PROBLEM TO SOLVE
Filter for the word "blades" and keep each matching line.

Stored entries
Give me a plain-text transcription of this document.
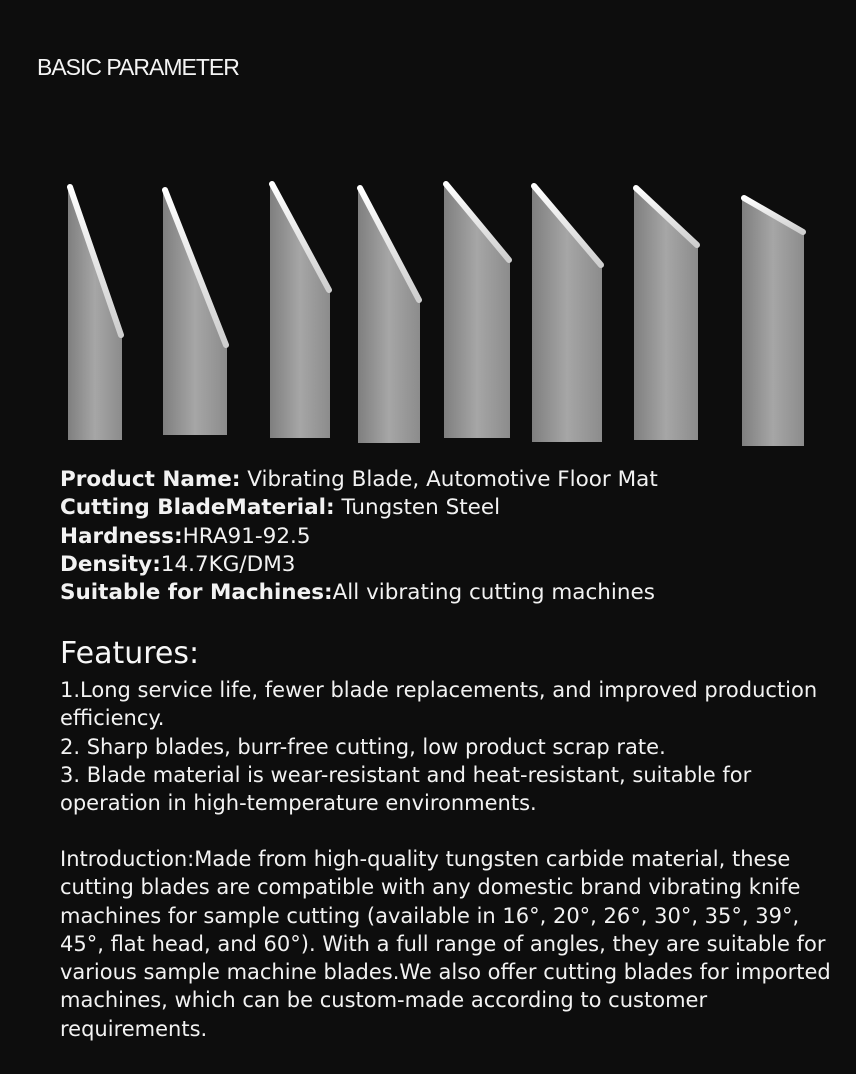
BASIC PARAMETER
Product Name: Vibrating Blade, Automotive Floor Mat
Cutting BladeMaterial: Tungsten Steel
Hardness:HRA91-92.5
Density:14.7KG/DM3
Suitable for Machines:All vibrating cutting machines
Features:
1.Long service life, fewer blade replacements, and improved production efficiency.
2. Sharp blades, burr-free cutting, low product scrap rate.
3. Blade material is wear-resistant and heat-resistant, suitable for operation in high-temperature environments.

Introduction:Made from high-quality tungsten carbide material, these cutting blades are compatible with any domestic brand vibrating knife machines for sample cutting (available in 16°, 20°, 26°, 30°, 35°, 39°, 45°, flat head, and 60°). With a full range of angles, they are suitable for various sample machine blades.We also offer cutting blades for imported machines, which can be custom-made according to customer requirements.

OUTPUT OF THE TASK
2. Sharp blades, burr-free cutting, low product scrap rate.
Introduction:Made from high-quality tungsten carbide material, these cutting blades are compatible with any domestic brand vibrating knife machines for sample cutting (available in 16°, 20°, 26°, 30°, 35°, 39°, 45°, flat head, and 60°). With a full range of angles, they are suitable for various sample machine blades.We also offer cutting blades for imported machines, which can be custom-made according to customer requirements.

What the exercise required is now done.